===== Information given =====

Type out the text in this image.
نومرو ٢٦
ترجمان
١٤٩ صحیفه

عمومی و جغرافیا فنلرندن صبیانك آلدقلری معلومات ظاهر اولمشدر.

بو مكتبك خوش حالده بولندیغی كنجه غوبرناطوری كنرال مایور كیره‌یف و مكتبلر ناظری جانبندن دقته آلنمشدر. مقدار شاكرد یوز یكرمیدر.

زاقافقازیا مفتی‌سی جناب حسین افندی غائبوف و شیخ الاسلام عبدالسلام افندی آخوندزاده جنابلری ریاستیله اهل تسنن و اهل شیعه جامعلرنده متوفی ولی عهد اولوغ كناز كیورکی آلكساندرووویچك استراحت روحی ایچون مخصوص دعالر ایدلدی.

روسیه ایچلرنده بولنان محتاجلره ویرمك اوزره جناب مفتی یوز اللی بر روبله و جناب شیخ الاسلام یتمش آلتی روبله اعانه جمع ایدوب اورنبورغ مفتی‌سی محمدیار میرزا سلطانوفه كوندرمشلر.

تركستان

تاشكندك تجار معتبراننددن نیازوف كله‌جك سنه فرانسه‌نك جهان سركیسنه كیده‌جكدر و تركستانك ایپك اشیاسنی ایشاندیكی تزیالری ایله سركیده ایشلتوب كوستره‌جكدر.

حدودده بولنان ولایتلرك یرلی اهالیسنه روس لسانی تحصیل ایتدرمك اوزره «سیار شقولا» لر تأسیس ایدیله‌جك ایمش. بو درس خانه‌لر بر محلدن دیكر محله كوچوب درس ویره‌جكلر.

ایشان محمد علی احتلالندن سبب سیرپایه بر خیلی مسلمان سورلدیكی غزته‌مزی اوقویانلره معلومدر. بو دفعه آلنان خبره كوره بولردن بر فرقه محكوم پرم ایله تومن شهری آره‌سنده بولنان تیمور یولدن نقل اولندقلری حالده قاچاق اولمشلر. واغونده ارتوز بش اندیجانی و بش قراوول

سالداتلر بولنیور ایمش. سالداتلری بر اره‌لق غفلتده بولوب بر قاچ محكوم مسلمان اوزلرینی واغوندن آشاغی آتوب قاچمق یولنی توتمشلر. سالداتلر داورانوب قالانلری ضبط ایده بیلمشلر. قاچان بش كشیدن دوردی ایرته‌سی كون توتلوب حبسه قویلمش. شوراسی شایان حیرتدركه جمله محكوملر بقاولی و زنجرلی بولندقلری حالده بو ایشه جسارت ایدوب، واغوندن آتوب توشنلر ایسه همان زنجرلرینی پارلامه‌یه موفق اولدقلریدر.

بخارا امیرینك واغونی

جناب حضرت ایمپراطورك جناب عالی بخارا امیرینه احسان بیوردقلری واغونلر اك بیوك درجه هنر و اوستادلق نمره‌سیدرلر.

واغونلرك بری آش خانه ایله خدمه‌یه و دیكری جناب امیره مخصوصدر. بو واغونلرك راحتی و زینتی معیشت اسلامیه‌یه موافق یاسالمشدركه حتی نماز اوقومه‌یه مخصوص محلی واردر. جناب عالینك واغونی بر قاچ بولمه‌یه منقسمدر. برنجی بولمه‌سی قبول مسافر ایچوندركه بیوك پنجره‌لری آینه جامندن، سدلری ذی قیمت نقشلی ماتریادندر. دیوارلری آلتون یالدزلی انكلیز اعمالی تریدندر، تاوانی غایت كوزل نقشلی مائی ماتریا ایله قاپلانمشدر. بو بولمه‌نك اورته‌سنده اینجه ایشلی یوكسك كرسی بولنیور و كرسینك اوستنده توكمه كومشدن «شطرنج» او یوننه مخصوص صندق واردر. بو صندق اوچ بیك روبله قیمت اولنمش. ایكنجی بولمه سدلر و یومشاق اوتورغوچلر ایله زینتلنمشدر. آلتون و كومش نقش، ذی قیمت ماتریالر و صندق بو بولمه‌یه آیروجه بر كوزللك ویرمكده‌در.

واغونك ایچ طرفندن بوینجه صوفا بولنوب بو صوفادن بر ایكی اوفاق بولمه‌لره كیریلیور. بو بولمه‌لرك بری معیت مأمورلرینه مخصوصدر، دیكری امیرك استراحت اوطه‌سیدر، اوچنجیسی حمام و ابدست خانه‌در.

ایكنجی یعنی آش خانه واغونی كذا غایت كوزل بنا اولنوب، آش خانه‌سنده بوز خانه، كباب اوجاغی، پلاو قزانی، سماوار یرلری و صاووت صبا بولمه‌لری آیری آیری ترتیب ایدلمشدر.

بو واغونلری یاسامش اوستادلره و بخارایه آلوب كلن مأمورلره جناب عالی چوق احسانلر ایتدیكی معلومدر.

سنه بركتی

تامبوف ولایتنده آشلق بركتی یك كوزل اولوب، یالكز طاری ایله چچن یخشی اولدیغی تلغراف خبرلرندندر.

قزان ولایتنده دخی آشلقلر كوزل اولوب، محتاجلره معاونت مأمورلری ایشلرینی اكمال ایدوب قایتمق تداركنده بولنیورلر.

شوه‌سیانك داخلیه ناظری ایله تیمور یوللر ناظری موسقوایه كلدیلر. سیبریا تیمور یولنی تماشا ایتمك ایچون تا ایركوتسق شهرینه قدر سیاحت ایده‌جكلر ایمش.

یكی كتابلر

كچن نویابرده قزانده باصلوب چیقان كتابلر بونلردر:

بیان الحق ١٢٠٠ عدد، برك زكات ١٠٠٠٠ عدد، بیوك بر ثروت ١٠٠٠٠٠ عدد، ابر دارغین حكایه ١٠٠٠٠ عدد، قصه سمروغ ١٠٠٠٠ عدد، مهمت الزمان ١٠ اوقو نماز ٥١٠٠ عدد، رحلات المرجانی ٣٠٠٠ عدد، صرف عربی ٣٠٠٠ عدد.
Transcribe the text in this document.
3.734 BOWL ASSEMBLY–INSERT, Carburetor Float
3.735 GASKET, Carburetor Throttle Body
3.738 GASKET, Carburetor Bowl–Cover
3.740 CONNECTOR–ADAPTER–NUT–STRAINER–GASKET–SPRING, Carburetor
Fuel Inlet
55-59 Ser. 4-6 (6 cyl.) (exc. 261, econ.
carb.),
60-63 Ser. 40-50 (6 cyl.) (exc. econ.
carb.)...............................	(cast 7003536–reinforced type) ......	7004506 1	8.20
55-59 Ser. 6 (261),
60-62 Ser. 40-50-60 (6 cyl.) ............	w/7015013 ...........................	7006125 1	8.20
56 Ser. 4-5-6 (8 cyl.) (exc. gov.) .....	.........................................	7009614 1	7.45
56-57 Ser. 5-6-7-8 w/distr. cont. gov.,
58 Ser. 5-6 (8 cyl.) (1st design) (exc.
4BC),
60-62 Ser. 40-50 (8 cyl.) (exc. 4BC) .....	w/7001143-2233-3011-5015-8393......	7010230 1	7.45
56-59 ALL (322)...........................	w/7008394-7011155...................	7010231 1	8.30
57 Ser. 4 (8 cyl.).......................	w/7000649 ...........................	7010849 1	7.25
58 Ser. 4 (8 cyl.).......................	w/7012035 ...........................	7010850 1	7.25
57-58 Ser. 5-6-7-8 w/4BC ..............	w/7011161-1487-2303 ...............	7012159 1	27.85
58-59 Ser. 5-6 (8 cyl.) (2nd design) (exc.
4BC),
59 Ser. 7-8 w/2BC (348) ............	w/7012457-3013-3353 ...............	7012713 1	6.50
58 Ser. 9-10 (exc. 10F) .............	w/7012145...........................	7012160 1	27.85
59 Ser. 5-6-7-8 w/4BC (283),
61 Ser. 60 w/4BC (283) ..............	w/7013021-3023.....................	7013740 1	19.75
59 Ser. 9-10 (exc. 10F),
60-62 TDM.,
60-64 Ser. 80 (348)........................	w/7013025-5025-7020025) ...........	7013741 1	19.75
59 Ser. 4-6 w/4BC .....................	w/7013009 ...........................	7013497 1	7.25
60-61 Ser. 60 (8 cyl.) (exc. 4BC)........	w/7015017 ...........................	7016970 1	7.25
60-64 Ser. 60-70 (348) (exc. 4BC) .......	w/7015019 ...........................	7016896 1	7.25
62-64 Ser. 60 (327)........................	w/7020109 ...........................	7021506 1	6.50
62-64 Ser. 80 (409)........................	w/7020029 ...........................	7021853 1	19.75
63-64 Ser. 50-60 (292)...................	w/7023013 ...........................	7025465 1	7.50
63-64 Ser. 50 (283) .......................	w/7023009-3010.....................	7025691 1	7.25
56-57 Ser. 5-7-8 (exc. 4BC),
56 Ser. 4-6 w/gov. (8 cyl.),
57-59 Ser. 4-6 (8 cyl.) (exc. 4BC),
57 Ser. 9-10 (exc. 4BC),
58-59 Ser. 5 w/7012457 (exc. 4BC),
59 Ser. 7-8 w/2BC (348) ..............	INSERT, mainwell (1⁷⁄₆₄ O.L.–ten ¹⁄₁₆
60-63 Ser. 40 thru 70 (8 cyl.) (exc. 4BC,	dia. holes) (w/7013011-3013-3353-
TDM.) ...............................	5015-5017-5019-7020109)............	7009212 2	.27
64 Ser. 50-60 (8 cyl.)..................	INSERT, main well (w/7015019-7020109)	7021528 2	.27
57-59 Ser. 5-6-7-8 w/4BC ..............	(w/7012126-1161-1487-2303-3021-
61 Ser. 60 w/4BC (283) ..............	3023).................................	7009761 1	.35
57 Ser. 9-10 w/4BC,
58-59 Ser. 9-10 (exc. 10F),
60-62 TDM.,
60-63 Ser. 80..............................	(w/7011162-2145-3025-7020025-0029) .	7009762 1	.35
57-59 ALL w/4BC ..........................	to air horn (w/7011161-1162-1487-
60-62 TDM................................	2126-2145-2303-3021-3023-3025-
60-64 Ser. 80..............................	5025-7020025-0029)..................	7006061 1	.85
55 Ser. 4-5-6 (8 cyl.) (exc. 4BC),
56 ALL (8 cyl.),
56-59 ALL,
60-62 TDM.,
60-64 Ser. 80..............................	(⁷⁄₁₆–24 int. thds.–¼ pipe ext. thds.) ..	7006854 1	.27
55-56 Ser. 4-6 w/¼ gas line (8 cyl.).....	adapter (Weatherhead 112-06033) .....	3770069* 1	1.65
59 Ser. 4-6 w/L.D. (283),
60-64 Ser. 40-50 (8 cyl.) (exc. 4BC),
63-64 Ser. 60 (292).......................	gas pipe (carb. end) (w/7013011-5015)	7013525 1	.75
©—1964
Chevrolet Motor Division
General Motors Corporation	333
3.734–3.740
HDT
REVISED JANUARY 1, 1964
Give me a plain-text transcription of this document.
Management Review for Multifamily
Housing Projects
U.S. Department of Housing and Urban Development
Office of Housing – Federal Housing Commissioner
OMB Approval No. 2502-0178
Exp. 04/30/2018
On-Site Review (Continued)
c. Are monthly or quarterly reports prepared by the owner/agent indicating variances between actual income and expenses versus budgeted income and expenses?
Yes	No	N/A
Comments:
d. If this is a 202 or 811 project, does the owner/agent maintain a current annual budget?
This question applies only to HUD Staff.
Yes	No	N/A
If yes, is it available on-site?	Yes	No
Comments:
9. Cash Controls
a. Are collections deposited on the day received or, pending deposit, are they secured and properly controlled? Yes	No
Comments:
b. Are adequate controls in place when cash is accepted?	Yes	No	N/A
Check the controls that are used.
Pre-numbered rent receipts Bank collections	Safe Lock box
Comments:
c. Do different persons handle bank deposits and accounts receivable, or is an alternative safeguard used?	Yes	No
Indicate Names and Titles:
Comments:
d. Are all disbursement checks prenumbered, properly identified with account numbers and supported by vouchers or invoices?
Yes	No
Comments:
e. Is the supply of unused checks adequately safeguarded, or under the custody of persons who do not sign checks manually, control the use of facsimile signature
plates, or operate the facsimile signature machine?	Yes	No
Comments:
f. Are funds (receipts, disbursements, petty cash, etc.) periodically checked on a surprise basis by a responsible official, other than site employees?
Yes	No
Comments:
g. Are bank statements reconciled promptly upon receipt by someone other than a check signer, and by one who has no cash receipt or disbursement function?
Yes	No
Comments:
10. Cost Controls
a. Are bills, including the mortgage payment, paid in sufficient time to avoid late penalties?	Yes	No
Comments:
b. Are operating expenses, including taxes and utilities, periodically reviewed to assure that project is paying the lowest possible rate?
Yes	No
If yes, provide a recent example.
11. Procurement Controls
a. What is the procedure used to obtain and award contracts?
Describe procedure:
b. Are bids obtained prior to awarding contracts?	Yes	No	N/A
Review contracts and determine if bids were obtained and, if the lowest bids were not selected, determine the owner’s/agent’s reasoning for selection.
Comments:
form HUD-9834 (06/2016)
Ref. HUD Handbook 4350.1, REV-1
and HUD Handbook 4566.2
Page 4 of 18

=====

*What the exercise asks*: Show every line in the records above that contains the word "بركتی".

*Full answer*:
سنه بركتی
تامبوف ولایتنده آشلق بركتی یك كوزل اولوب، یالكز طاری ایله چچن یخشی اولدیغی تلغراف خبرلرندندر.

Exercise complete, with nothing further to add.